Dataset entries on figures:
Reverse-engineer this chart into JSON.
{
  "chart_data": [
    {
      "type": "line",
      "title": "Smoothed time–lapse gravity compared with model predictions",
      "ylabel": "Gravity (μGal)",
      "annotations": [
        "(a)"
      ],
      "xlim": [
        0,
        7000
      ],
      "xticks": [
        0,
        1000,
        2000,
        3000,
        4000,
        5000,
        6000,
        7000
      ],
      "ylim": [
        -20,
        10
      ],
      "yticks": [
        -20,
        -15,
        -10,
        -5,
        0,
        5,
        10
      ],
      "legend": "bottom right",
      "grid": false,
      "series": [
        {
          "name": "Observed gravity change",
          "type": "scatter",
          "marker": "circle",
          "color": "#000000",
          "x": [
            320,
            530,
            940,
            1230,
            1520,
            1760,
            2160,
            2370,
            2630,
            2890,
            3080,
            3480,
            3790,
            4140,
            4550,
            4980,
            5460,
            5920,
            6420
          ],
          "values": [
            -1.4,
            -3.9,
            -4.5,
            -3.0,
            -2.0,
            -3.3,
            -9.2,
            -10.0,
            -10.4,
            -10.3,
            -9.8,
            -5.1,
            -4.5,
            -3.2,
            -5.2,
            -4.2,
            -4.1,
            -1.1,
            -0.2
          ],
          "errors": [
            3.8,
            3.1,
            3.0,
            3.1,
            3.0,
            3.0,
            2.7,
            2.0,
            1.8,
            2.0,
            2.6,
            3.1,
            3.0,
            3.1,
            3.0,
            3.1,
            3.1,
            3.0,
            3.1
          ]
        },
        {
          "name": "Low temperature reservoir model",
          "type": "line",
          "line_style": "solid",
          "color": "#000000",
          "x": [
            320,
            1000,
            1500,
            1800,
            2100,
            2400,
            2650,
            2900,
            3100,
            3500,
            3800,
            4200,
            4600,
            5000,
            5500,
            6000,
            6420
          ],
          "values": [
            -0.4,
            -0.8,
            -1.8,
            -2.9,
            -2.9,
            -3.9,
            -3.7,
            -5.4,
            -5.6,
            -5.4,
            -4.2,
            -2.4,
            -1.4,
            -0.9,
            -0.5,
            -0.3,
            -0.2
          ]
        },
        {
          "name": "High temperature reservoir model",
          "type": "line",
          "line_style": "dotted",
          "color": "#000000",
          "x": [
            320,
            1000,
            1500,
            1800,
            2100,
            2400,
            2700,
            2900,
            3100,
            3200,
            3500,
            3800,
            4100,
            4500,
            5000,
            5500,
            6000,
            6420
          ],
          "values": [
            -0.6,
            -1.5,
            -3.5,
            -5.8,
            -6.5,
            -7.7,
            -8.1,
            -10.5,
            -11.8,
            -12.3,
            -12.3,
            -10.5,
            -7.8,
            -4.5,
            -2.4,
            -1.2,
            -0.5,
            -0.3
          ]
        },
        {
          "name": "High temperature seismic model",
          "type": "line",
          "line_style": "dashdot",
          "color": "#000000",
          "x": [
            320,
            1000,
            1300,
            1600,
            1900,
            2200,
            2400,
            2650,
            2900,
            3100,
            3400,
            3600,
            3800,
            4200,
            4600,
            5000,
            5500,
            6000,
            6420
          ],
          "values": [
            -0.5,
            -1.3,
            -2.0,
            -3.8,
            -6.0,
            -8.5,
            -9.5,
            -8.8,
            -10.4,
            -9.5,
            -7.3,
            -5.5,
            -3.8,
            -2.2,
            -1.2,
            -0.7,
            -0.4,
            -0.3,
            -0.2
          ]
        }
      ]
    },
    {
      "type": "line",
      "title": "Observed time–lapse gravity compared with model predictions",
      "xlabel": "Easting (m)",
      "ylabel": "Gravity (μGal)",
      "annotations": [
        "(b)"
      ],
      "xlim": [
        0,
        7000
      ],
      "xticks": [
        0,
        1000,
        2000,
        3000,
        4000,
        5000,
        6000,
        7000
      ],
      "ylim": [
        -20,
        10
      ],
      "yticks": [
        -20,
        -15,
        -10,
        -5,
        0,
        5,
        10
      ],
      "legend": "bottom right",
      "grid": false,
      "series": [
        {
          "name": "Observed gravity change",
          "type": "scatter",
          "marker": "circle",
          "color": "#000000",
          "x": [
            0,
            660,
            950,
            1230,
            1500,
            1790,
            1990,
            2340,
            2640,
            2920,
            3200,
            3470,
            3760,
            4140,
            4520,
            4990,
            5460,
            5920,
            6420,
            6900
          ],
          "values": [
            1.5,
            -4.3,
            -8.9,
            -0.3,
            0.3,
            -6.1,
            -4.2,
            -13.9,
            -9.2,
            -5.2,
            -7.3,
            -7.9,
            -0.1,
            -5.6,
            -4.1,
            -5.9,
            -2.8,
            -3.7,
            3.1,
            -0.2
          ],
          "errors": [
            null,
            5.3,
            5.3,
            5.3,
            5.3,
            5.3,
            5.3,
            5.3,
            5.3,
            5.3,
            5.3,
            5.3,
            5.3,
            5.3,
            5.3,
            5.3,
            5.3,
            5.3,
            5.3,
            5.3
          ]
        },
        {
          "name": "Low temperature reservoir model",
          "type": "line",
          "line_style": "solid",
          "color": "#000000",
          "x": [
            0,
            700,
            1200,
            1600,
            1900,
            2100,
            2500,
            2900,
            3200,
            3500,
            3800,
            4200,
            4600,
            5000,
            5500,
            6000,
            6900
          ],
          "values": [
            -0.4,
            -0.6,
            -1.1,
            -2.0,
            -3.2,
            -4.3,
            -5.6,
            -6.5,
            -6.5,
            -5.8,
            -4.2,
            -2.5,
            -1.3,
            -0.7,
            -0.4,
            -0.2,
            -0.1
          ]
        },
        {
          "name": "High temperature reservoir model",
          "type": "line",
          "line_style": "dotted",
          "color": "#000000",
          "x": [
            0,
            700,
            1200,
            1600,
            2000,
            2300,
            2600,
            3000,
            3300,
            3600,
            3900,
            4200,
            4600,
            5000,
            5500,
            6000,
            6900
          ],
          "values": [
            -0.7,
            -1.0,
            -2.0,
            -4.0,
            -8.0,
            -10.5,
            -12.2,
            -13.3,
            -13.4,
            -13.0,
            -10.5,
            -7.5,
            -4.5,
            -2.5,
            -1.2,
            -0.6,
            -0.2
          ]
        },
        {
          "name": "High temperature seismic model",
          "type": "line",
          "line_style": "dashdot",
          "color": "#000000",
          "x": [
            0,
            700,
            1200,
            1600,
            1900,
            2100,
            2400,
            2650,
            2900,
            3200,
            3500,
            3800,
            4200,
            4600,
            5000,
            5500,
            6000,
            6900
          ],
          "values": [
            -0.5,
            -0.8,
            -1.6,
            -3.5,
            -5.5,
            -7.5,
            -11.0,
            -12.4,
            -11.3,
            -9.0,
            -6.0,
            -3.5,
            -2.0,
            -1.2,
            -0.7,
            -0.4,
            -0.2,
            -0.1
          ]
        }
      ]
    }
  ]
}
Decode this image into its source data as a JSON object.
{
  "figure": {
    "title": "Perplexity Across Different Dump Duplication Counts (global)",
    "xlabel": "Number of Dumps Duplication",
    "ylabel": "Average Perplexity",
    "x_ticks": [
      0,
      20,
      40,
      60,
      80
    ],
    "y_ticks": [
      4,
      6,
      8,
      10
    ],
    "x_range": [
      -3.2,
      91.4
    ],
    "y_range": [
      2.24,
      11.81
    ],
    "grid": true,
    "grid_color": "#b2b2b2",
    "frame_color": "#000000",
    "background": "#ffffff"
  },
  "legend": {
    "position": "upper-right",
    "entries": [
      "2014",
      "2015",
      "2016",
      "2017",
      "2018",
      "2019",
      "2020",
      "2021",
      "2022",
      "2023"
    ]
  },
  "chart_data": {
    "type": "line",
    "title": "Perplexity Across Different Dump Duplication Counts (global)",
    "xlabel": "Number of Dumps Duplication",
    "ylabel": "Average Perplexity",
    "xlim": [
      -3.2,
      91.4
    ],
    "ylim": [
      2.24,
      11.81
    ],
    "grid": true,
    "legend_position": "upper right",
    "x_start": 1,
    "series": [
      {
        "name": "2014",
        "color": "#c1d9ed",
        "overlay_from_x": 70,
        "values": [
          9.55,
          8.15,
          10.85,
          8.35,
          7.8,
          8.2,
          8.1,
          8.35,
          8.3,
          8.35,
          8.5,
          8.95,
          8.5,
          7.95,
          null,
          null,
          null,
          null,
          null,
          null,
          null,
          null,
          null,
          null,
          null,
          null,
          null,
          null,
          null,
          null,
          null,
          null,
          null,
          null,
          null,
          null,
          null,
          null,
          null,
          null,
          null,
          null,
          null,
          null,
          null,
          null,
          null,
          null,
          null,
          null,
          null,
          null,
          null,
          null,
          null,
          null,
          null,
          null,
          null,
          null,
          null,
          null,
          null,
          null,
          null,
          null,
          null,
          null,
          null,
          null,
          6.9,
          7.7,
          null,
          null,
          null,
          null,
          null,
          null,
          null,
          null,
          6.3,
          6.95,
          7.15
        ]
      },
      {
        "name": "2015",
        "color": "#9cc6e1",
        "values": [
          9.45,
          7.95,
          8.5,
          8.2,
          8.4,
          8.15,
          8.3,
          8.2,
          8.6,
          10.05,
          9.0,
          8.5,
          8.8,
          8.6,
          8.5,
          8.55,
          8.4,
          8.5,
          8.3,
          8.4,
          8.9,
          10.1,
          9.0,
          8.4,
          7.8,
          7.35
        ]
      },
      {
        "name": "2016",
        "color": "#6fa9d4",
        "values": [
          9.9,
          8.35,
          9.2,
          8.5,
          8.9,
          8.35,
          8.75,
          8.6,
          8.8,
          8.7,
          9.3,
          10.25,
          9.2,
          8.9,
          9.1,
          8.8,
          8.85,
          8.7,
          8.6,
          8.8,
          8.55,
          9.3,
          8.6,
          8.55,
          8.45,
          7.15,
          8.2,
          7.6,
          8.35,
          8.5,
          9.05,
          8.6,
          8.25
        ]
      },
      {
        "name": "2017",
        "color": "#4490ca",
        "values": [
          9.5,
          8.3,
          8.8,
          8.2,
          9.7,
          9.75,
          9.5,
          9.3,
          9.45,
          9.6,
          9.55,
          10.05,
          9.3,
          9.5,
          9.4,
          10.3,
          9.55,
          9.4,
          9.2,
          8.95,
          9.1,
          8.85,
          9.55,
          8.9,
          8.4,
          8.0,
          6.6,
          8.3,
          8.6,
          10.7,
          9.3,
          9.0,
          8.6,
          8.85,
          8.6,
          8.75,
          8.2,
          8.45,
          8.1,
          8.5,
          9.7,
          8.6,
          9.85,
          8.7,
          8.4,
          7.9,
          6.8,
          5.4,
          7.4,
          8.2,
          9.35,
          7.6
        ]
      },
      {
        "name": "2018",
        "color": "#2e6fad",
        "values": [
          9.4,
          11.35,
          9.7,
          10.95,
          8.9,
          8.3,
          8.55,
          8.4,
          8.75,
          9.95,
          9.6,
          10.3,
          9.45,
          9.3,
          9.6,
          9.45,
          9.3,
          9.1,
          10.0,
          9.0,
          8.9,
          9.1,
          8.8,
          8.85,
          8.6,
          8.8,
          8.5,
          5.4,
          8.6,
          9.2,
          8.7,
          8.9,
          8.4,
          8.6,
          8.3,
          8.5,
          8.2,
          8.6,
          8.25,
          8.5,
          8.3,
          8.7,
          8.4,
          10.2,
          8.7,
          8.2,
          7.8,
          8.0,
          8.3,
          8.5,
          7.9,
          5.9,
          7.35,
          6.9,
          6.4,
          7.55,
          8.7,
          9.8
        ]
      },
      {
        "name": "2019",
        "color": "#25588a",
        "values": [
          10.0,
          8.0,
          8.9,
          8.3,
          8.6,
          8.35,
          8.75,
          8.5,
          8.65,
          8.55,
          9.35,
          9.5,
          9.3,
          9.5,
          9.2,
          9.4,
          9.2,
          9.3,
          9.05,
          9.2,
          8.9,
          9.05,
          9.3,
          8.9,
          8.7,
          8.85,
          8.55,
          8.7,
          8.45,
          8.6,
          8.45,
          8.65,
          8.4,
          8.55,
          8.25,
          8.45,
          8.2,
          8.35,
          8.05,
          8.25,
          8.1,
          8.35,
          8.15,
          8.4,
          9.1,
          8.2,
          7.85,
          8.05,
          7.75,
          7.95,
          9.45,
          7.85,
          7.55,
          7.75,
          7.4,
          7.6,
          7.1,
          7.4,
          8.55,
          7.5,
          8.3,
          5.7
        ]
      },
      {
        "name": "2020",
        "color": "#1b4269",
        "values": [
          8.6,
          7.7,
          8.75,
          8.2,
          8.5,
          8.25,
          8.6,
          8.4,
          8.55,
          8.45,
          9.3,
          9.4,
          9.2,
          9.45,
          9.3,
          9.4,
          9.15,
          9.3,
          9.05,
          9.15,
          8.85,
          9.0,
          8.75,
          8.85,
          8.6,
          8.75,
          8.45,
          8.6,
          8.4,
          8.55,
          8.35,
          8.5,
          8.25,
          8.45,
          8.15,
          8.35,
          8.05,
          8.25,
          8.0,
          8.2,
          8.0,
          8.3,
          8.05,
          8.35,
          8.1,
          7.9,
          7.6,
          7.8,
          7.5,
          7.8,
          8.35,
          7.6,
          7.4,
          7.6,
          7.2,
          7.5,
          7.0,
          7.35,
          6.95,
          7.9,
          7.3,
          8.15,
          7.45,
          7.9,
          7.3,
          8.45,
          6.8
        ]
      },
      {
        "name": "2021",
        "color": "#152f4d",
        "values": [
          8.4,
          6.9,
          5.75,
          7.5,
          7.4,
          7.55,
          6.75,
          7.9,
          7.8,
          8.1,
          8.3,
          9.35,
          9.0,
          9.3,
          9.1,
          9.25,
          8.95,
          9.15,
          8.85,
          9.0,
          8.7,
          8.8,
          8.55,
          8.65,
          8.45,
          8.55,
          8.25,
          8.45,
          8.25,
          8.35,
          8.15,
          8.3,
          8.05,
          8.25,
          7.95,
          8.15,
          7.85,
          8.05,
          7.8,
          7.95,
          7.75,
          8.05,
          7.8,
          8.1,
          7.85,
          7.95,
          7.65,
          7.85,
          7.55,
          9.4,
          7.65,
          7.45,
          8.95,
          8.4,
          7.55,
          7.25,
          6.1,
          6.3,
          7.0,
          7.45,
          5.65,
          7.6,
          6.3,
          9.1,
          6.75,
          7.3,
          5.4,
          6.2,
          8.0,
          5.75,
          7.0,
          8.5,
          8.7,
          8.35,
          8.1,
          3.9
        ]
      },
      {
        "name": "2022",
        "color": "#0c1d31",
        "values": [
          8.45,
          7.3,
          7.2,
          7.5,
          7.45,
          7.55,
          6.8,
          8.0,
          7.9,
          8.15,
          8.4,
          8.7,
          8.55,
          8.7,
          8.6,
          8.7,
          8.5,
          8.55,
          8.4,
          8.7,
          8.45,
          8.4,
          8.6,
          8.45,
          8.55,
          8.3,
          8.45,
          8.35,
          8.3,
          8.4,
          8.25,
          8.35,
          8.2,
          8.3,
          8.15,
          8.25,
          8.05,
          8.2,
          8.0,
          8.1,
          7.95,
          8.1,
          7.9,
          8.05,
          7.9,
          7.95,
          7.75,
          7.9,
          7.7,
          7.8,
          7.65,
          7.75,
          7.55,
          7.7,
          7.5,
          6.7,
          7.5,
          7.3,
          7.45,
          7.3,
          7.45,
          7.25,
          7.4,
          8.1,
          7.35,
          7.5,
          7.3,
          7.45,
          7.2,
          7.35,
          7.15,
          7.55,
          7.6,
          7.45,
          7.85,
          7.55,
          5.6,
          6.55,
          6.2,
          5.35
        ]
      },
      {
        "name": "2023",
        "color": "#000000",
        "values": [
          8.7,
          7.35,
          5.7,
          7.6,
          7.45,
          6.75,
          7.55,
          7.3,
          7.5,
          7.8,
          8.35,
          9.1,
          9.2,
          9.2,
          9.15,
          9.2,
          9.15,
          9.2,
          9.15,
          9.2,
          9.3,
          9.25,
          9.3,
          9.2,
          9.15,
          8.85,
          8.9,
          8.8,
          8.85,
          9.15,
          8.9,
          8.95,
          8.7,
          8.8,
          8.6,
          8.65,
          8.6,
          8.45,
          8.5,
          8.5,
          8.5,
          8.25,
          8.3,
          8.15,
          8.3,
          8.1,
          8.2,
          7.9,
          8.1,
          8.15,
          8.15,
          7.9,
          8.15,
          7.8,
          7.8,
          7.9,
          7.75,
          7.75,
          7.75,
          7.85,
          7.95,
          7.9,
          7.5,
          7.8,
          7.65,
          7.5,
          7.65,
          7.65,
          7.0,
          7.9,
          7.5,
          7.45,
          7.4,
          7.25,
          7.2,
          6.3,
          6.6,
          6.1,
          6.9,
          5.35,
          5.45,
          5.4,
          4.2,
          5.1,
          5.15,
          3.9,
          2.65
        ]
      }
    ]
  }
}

# SET PROBLEM
Working from the listing above, pick out every line that has "this" and copy it.

# FULL SOLUTION
Reverse-engineer this chart into JSON.
Decode this image into its source data as a JSON object.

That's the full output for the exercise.